Excerpt to read:

She adds that, in fact, she still isn’t a huge fan of clubs — “I’ve never been a club person. My goal after a performance is just to get back to the hotel... I hope no one takes that personally”. This seems unusual for an artist whose work seems to deeply link percussion and movement and the night-time, but she isn’t keen to elaborate so we get back to ballet.

“I’d never seen a ballet, I’d just always wanted to go to one”, she says, and you can feel her palpable awe down the line, “So going to one the first time, and then you’re the person that composed for it? Overwhelming. And then my mother was there to witness it? Completely overwhelming. She probably would be the better person to ask that question to!”

Though laughing, she’s quick to highlight how for a woman working in a steel mill in Gary to then be composing a ballet is definitely subverting expectations: “I mean... that’s a jump! When I went to go see that first ballet in Sadler’s Wells, my whole life flashed before my eyes when it happened. And I thought that was just a saying, but it really did.”Jlin is effusive about her time with McGregor — she says she knew as soon as they first met, in a hotel in October 2016, that their collaboration would work: “He’s such a gem of a person, a beautiful person — he’s a very free spirit, and so am I. In meeting him, our vibes just matched instantly, and that was the start of being able to do this. Because I think if we had started off on the wrong foot this would not have worked at all, especially because he is such a standalone, and I consider myself to be a standalone.” The collaboration worked very freely, she says, with McGregor never stepping in (“He told me, ‘I just want you to create’”) but also remaining very much in sync with her. She would create the score while he created the choreography simultaneously which, she says, “Made it feel more real”.

 

Indeed, ‘Autobiography’ would consume her over the time of its creation — everyday she would start work at 2am and finish at 6pm, such was her commitment and fascination with the project. Her tireless work on the ballet is largely why she considers ‘Black Origami’ — widely thought to be one of 2017’s best albums — to be “the neglected child”.

Stored rows:
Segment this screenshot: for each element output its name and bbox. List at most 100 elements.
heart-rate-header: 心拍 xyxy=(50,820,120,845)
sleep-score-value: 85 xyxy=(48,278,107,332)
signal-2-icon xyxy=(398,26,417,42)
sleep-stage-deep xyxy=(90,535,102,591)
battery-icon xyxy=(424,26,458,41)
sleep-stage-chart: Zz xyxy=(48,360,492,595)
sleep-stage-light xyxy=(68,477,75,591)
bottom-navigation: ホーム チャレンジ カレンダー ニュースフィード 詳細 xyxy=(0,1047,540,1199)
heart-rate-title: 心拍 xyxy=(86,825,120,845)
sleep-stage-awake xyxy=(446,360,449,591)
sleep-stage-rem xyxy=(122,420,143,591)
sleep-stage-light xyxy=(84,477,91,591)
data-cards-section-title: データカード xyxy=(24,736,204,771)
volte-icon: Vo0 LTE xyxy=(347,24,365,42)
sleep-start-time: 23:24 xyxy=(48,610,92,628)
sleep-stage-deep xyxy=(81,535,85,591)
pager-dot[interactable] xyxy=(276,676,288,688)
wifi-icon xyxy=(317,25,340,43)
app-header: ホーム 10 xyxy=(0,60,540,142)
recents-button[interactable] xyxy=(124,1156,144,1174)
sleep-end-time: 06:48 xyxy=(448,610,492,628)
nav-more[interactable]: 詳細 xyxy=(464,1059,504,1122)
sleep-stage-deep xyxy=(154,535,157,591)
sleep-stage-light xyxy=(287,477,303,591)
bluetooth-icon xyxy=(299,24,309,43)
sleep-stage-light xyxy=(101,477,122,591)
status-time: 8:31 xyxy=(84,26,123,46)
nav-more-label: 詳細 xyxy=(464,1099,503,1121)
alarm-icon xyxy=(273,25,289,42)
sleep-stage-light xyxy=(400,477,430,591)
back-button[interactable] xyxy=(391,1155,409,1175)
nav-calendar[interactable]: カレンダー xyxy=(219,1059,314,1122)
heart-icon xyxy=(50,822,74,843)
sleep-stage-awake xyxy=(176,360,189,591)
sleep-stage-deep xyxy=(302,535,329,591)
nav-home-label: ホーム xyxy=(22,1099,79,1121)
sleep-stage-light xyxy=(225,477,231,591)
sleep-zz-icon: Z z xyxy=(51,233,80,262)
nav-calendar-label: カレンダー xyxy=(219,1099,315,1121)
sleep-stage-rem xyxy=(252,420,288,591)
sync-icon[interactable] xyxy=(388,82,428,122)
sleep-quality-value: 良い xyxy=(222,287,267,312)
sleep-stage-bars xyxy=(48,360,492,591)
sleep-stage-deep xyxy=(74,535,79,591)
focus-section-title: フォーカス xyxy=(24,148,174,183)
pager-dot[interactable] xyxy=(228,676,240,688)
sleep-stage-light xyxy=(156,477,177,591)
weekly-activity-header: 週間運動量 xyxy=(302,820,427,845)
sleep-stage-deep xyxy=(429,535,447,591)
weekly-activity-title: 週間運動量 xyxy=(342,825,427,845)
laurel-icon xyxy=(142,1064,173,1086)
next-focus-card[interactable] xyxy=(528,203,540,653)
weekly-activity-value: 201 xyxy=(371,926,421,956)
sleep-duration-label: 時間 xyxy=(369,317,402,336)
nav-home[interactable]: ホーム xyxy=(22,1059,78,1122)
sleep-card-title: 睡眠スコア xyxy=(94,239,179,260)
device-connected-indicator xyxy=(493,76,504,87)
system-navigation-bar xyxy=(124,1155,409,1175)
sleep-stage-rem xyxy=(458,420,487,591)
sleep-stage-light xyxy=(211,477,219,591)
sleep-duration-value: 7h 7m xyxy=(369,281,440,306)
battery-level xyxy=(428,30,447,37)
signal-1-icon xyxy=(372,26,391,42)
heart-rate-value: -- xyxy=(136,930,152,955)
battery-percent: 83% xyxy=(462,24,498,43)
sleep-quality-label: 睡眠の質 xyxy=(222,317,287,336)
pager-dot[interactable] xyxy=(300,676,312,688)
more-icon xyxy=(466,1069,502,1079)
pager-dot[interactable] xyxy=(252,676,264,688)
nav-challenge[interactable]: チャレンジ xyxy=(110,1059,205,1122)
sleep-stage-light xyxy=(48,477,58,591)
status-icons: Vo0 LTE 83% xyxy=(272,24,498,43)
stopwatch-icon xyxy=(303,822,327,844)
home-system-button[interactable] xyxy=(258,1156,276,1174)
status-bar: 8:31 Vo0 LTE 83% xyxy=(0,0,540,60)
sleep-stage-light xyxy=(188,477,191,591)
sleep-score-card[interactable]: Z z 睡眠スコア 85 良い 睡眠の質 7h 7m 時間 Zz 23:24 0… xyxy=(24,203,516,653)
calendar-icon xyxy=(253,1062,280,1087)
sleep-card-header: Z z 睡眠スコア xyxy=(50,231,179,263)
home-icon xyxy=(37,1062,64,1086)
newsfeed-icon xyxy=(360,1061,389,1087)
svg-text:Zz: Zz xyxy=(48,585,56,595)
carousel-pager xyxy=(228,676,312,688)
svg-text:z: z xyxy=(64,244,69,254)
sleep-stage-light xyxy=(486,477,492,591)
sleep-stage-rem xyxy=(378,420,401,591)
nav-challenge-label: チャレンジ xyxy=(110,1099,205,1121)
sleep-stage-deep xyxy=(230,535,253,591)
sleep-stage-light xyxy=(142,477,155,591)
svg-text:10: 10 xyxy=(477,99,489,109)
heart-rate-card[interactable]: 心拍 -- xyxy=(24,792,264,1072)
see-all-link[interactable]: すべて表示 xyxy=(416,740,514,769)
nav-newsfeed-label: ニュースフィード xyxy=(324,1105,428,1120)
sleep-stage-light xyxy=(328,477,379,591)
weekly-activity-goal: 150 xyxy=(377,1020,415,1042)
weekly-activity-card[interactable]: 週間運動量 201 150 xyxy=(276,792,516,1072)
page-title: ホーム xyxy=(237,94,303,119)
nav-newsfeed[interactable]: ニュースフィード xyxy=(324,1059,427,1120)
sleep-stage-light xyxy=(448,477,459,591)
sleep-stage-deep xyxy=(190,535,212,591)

Parts of the exercise:
- a) Extract the lines of the listing from its first line to the line with "sleep-stage-deep xyxy=(154,535,157,591)", including both.
- b) Write what comes next in the Jlin interview excerpt, picking up after its final sentence.
The Jlin interview excerpt and the listing are unrelated to each other.

Answers for the tasks:
- a)
Segment this screenshot: for each element output its name and bbox. List at most 100 elements.
heart-rate-header: 心拍 xyxy=(50,820,120,845)
sleep-score-value: 85 xyxy=(48,278,107,332)
signal-2-icon xyxy=(398,26,417,42)
sleep-stage-deep xyxy=(90,535,102,591)
battery-icon xyxy=(424,26,458,41)
sleep-stage-chart: Zz xyxy=(48,360,492,595)
sleep-stage-light xyxy=(68,477,75,591)
bottom-navigation: ホーム チャレンジ カレンダー ニュースフィード 詳細 xyxy=(0,1047,540,1199)
heart-rate-title: 心拍 xyxy=(86,825,120,845)
sleep-stage-awake xyxy=(446,360,449,591)
sleep-stage-rem xyxy=(122,420,143,591)
sleep-stage-light xyxy=(84,477,91,591)
data-cards-section-title: データカード xyxy=(24,736,204,771)
volte-icon: Vo0 LTE xyxy=(347,24,365,42)
sleep-start-time: 23:24 xyxy=(48,610,92,628)
sleep-stage-deep xyxy=(81,535,85,591)
pager-dot[interactable] xyxy=(276,676,288,688)
wifi-icon xyxy=(317,25,340,43)
app-header: ホーム 10 xyxy=(0,60,540,142)
recents-button[interactable] xyxy=(124,1156,144,1174)
sleep-end-time: 06:48 xyxy=(448,610,492,628)
nav-more[interactable]: 詳細 xyxy=(464,1059,504,1122)
sleep-stage-deep xyxy=(154,535,157,591)

- b)
“I neglected her so that I could start the ballet. So”, she laughs but then immediately groans, “I just have mixed feelings for her. She wasn’t exactly raised like ‘Dark Energy’ was. [But] I appreciate that you guys took her into your homes. I do, I really do.”

Our time is running short, she has reached the store, and is starting to sound impatient. For all the aspiration fulfillment of the ballet, there still seems to be a sense of frustration with the world emanating from the artist down the line. We talk, finally, about what gives Jlin hope.

“I’ve been listening to a lot of contemporary classical music lately, and particularly like...Philip Glass and Max Richter,” she says, with slow consideration. “I love the simplicity that is so complex. And that gives me hope, in terms of music. In my personal life, it can change by the second. Right now, in this very moment, as we speak, as I drive this car to Whole Foods, what’s giving me hope is that my girlfriend is visiting for the first time to the United States from India. She’s met my parents, my parents love her, and those kinds of things give me hope. I’m very happy right now.”

She laughs, and that engaging openness she started out with remains very clear, like sunshine through the dusky clouds. “I know it sounds like — no J, you’re not. But I am, I swear.”